## WHAT YOU ARE ASKED TO DO
Repeat every entry word for word, skipping the pictures.

## PROVIDED RECORDS
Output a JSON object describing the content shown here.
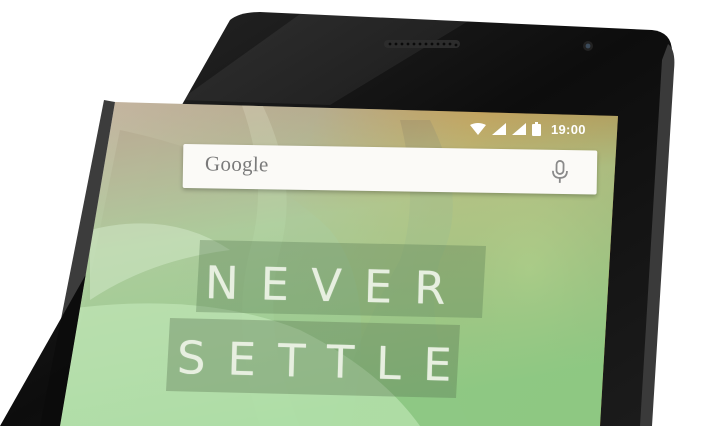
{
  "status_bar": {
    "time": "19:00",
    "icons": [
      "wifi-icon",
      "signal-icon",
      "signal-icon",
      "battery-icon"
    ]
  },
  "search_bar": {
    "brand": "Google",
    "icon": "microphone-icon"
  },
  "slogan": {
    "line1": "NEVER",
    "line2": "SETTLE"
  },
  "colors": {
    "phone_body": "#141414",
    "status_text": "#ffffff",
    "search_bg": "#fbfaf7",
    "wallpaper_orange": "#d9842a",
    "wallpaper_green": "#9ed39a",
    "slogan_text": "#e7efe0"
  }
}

## RESPONSE TO THIS TASK
Output a JSON object describing the content shown here.
{
  "status_bar": {
    "time": "19:00",
    "icons": [
      "wifi-icon",
      "signal-icon",
      "signal-icon",
      "battery-icon"
    ]
  },
  "search_bar": {
    "brand": "Google",
    "icon": "microphone-icon"
  },
  "slogan": {
    "line1": "NEVER",
    "line2": "SETTLE"
  },
  "colors": {
    "phone_body": "#141414",
    "status_text": "#ffffff",
    "search_bg": "#fbfaf7",
    "wallpaper_orange": "#d9842a",
    "wallpaper_green": "#9ed39a",
    "slogan_text": "#e7efe0"
  }
}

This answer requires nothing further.